*Work required:* In the entries below, count every line with the string "LADY". State the count and nothing else.

++++

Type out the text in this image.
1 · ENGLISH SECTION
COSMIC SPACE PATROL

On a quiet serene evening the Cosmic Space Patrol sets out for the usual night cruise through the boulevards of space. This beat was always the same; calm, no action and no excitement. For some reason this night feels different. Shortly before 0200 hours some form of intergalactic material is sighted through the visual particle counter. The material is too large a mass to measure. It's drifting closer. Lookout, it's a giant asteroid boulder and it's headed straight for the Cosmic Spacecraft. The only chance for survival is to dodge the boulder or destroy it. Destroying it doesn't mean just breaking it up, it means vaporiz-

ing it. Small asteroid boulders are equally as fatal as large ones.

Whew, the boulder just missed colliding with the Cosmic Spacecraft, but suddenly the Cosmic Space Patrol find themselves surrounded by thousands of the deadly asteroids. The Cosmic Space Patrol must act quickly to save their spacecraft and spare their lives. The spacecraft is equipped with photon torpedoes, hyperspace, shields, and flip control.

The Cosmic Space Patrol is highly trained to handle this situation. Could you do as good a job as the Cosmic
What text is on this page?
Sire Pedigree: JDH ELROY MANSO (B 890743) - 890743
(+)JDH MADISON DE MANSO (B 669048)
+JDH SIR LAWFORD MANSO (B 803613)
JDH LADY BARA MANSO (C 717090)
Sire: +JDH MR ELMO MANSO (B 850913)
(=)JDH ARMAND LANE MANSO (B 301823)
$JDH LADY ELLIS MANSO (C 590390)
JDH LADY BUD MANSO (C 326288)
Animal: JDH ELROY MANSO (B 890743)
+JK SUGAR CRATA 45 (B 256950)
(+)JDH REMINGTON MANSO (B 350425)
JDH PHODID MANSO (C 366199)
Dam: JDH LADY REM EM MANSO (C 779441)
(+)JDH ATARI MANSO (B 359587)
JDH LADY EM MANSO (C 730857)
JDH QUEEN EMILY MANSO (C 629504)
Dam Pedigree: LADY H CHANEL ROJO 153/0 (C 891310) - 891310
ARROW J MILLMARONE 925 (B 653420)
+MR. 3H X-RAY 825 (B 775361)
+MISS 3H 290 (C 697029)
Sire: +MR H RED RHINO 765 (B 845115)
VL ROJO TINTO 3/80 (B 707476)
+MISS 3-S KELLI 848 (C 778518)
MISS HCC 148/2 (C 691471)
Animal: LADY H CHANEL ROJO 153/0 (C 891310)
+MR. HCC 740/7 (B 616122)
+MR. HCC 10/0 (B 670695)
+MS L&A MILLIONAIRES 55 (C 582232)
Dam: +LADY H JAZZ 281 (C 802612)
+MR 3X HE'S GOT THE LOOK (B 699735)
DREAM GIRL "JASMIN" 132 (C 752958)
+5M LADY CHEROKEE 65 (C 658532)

++++

*Finished exercise:* 9